** START Recorded data **
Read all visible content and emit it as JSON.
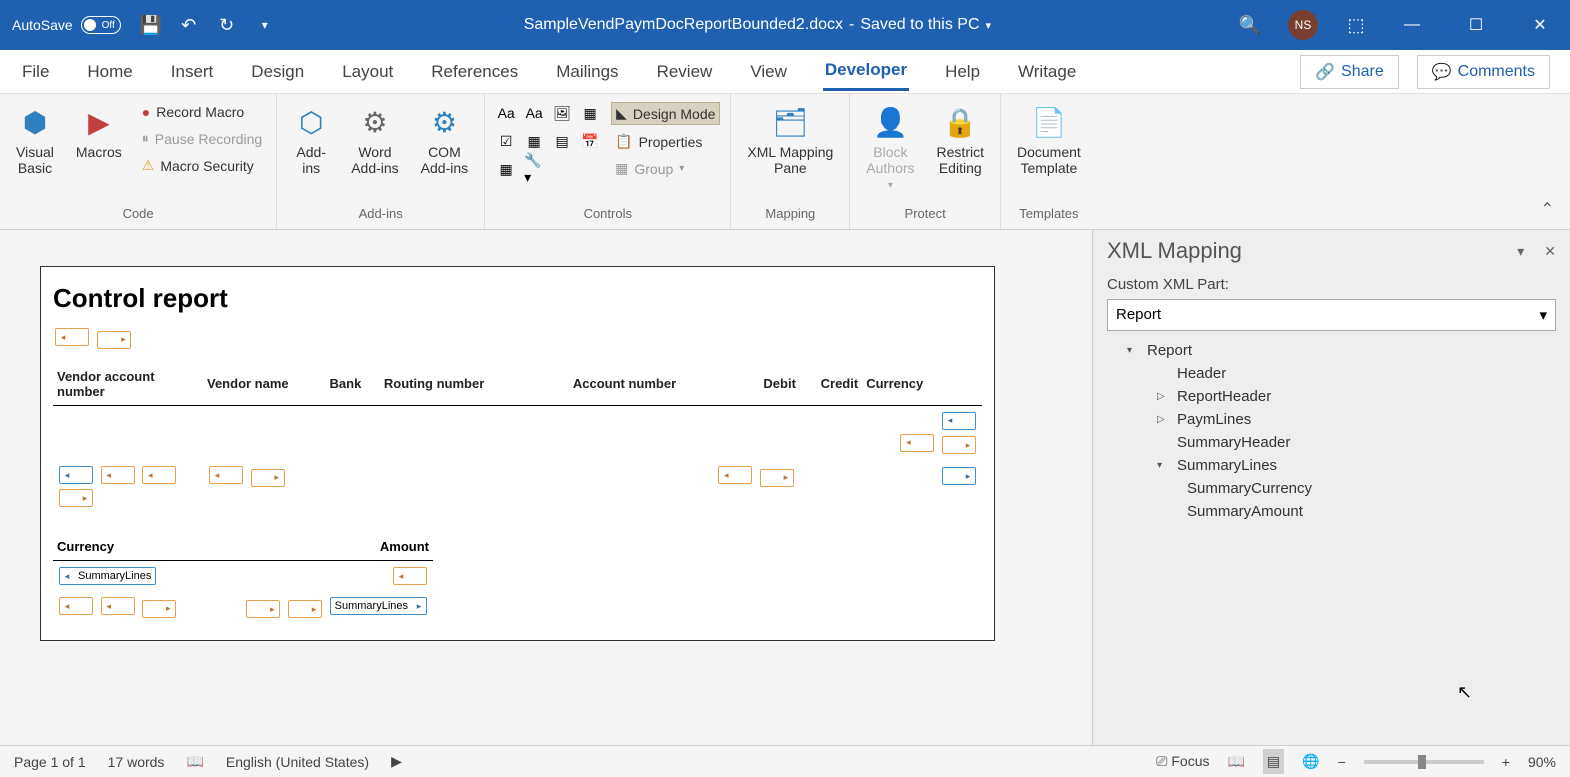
{
  "titlebar": {
    "autosave_label": "AutoSave",
    "autosave_state": "Off",
    "doc_name": "SampleVendPaymDocReportBounded2.docx",
    "save_state": "Saved to this PC",
    "avatar_initials": "NS"
  },
  "tabs": {
    "items": [
      "File",
      "Home",
      "Insert",
      "Design",
      "Layout",
      "References",
      "Mailings",
      "Review",
      "View",
      "Developer",
      "Help",
      "Writage"
    ],
    "active": "Developer",
    "share": "Share",
    "comments": "Comments"
  },
  "ribbon": {
    "code": {
      "visual_basic": "Visual\nBasic",
      "macros": "Macros",
      "record_macro": "Record Macro",
      "pause_recording": "Pause Recording",
      "macro_security": "Macro Security",
      "label": "Code"
    },
    "addins": {
      "addins": "Add-\nins",
      "word_addins": "Word\nAdd-ins",
      "com_addins": "COM\nAdd-ins",
      "label": "Add-ins"
    },
    "controls": {
      "design_mode": "Design Mode",
      "properties": "Properties",
      "group": "Group",
      "label": "Controls"
    },
    "mapping": {
      "xml_mapping": "XML Mapping\nPane",
      "label": "Mapping"
    },
    "protect": {
      "block_authors": "Block\nAuthors",
      "restrict_editing": "Restrict\nEditing",
      "label": "Protect"
    },
    "templates": {
      "doc_template": "Document\nTemplate",
      "label": "Templates"
    }
  },
  "document": {
    "heading": "Control report",
    "table_headers": [
      "Vendor account number",
      "Vendor name",
      "Bank",
      "Routing number",
      "Account number",
      "Debit",
      "Credit",
      "Currency"
    ],
    "summary_headers": [
      "Currency",
      "Amount"
    ],
    "cc_summary_lines": "SummaryLines"
  },
  "xml_pane": {
    "title": "XML Mapping",
    "label": "Custom XML Part:",
    "selected": "Report",
    "tree": {
      "root": "Report",
      "items": [
        "Header",
        "ReportHeader",
        "PaymLines",
        "SummaryHeader",
        "SummaryLines"
      ],
      "summary_children": [
        "SummaryCurrency",
        "SummaryAmount"
      ]
    }
  },
  "statusbar": {
    "page": "Page 1 of 1",
    "words": "17 words",
    "language": "English (United States)",
    "focus": "Focus",
    "zoom": "90%"
  }
}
** END Recorded data **
▸ Problem to work on: Omit pictures; set down the rest of the material word for word.

▸ Response to this exercise:
Read all visible content and emit it as JSON.
{
  "titlebar": {
    "autosave_label": "AutoSave",
    "autosave_state": "Off",
    "doc_name": "SampleVendPaymDocReportBounded2.docx",
    "save_state": "Saved to this PC",
    "avatar_initials": "NS"
  },
  "tabs": {
    "items": [
      "File",
      "Home",
      "Insert",
      "Design",
      "Layout",
      "References",
      "Mailings",
      "Review",
      "View",
      "Developer",
      "Help",
      "Writage"
    ],
    "active": "Developer",
    "share": "Share",
    "comments": "Comments"
  },
  "ribbon": {
    "code": {
      "visual_basic": "Visual\nBasic",
      "macros": "Macros",
      "record_macro": "Record Macro",
      "pause_recording": "Pause Recording",
      "macro_security": "Macro Security",
      "label": "Code"
    },
    "addins": {
      "addins": "Add-\nins",
      "word_addins": "Word\nAdd-ins",
      "com_addins": "COM\nAdd-ins",
      "label": "Add-ins"
    },
    "controls": {
      "design_mode": "Design Mode",
      "properties": "Properties",
      "group": "Group",
      "label": "Controls"
    },
    "mapping": {
      "xml_mapping": "XML Mapping\nPane",
      "label": "Mapping"
    },
    "protect": {
      "block_authors": "Block\nAuthors",
      "restrict_editing": "Restrict\nEditing",
      "label": "Protect"
    },
    "templates": {
      "doc_template": "Document\nTemplate",
      "label": "Templates"
    }
  },
  "document": {
    "heading": "Control report",
    "table_headers": [
      "Vendor account number",
      "Vendor name",
      "Bank",
      "Routing number",
      "Account number",
      "Debit",
      "Credit",
      "Currency"
    ],
    "summary_headers": [
      "Currency",
      "Amount"
    ],
    "cc_summary_lines": "SummaryLines"
  },
  "xml_pane": {
    "title": "XML Mapping",
    "label": "Custom XML Part:",
    "selected": "Report",
    "tree": {
      "root": "Report",
      "items": [
        "Header",
        "ReportHeader",
        "PaymLines",
        "SummaryHeader",
        "SummaryLines"
      ],
      "summary_children": [
        "SummaryCurrency",
        "SummaryAmount"
      ]
    }
  },
  "statusbar": {
    "page": "Page 1 of 1",
    "words": "17 words",
    "language": "English (United States)",
    "focus": "Focus",
    "zoom": "90%"
  }
}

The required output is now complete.